Aim
Identify the lines containing the word "také". Copy each one.

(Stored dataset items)
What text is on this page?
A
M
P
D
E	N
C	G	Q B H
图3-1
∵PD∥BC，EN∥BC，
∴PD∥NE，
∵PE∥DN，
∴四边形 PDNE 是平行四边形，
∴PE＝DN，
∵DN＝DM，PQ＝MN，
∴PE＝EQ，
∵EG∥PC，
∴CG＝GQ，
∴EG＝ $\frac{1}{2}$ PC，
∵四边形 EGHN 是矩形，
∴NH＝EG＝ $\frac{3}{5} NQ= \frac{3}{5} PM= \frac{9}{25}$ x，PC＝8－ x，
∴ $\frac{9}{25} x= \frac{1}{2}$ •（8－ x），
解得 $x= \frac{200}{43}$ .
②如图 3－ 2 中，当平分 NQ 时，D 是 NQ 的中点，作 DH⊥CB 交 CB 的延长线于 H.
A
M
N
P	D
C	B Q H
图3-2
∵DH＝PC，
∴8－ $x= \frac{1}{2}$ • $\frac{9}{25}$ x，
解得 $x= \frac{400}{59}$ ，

---

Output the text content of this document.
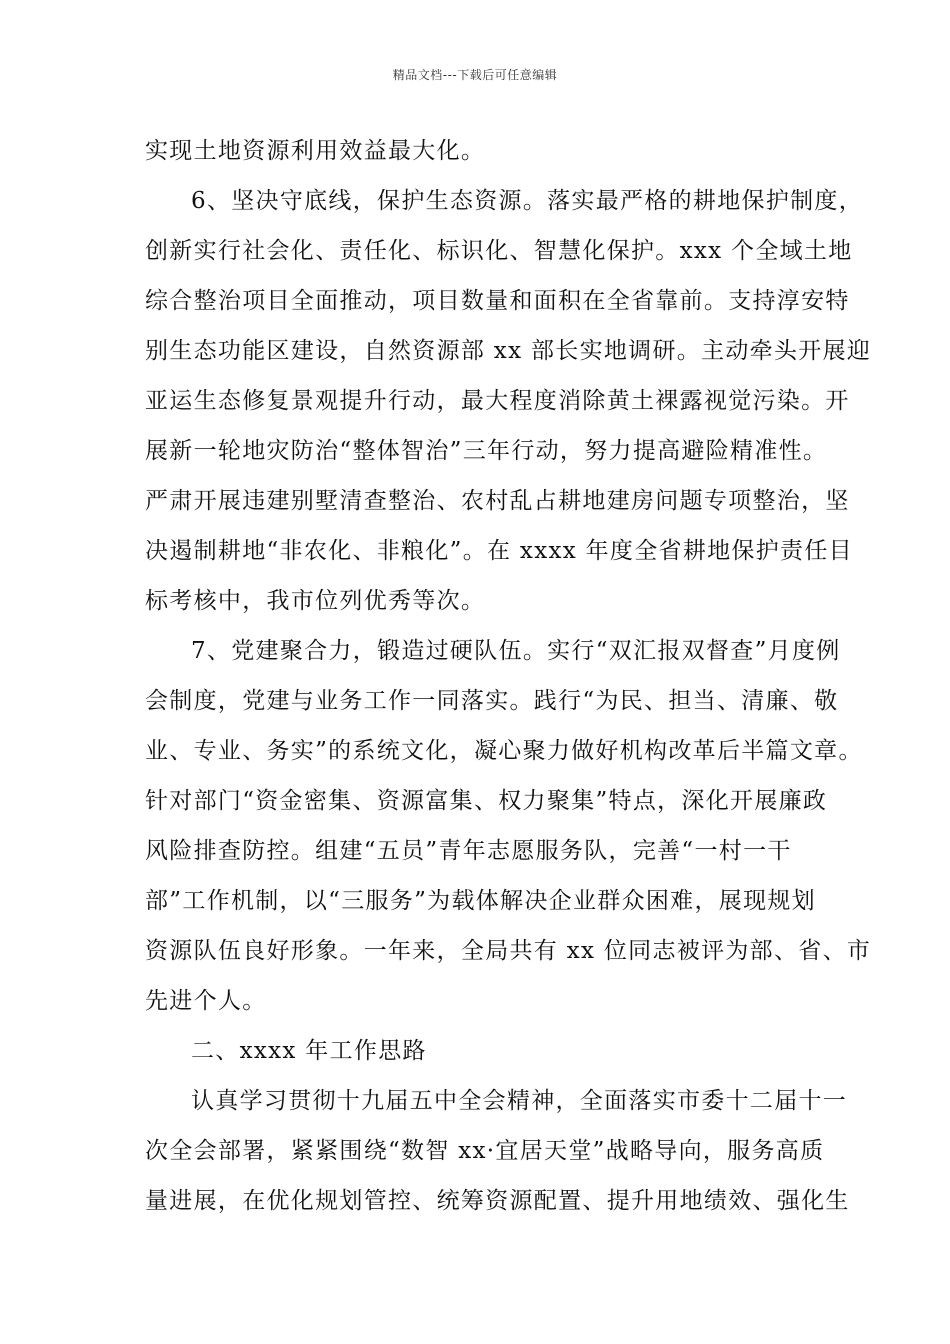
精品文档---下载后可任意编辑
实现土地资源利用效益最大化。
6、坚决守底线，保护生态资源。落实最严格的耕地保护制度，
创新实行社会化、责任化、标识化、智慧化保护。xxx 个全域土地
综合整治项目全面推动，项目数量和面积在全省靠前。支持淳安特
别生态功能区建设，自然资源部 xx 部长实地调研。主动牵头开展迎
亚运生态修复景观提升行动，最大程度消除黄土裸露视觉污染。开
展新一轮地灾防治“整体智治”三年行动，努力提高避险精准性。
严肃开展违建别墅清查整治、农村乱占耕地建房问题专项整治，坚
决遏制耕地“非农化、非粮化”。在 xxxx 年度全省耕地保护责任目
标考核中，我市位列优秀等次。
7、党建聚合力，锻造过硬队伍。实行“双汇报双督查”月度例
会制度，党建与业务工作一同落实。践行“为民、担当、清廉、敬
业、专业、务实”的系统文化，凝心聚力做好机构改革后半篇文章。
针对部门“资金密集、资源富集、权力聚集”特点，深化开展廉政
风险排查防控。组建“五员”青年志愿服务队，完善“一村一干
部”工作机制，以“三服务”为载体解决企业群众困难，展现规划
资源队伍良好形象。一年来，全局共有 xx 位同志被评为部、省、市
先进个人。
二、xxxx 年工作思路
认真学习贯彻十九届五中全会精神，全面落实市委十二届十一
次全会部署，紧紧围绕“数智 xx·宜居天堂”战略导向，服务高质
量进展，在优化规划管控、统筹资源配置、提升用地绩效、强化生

--

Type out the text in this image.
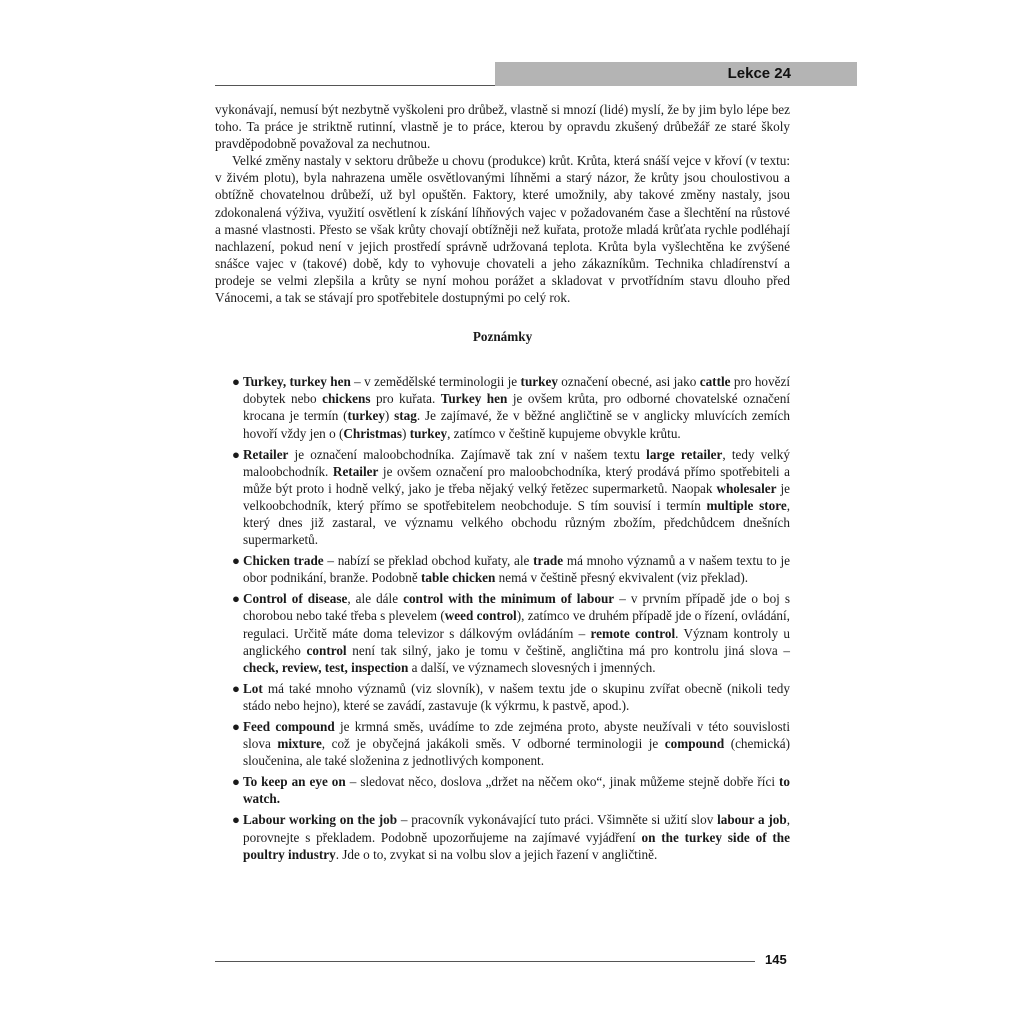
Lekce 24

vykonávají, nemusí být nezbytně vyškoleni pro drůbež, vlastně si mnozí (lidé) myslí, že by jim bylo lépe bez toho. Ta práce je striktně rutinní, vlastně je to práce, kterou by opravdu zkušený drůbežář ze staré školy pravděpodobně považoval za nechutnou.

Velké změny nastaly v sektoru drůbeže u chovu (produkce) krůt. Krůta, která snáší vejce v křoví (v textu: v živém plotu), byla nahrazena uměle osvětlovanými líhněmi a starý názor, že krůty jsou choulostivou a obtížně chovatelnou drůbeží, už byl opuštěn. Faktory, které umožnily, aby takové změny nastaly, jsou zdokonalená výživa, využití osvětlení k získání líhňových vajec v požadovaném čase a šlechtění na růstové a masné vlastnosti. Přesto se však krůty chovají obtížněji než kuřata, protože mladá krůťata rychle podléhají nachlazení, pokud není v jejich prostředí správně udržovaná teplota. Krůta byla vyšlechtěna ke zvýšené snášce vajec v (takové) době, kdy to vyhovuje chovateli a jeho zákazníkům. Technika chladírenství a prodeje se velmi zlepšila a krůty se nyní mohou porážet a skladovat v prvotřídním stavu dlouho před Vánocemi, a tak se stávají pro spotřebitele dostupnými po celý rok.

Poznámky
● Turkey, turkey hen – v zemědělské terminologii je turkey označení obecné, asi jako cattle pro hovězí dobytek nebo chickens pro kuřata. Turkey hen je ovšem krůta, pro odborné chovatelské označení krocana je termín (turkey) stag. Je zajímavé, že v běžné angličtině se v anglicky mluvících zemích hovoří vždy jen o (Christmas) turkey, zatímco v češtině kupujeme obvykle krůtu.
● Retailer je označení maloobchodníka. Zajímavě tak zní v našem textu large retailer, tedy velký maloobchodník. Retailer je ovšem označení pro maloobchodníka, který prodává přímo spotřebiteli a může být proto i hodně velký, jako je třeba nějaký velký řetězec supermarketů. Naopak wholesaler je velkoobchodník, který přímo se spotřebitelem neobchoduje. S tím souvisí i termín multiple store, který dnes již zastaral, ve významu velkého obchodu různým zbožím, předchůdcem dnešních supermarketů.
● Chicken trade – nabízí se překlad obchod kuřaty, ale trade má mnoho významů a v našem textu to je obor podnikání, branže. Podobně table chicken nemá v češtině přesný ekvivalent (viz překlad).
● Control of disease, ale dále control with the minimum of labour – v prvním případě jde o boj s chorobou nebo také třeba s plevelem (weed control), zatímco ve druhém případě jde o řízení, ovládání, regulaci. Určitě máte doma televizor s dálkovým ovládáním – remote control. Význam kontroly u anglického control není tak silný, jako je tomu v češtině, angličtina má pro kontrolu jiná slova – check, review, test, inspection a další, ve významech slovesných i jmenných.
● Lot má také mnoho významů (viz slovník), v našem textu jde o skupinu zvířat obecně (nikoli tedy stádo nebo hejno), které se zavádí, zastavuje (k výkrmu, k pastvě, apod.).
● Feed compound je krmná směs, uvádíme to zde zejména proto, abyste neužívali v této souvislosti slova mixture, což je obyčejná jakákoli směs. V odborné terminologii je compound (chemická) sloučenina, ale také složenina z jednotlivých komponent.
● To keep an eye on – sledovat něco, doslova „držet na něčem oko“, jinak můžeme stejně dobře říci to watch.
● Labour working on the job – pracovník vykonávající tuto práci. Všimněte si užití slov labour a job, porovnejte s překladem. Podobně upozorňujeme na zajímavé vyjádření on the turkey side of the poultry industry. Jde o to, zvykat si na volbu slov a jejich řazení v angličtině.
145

Task solution
● Control of disease, ale dále control with the minimum of labour – v prvním případě jde o boj s chorobou nebo také třeba s plevelem (weed control), zatímco ve druhém případě jde o řízení, ovládání, regulaci. Určitě máte doma televizor s dálkovým ovládáním – remote control. Význam kontroly u anglického control není tak silný, jako je tomu v češtině, angličtina má pro kontrolu jiná slova – check, review, test, inspection a další, ve významech slovesných i jmenných.
● Lot má také mnoho významů (viz slovník), v našem textu jde o skupinu zvířat obecně (nikoli tedy stádo nebo hejno), které se zavádí, zastavuje (k výkrmu, k pastvě, apod.).
● Feed compound je krmná směs, uvádíme to zde zejména proto, abyste neužívali v této souvislosti slova mixture, což je obyčejná jakákoli směs. V odborné terminologii je compound (chemická) sloučenina, ale také složenina z jednotlivých komponent.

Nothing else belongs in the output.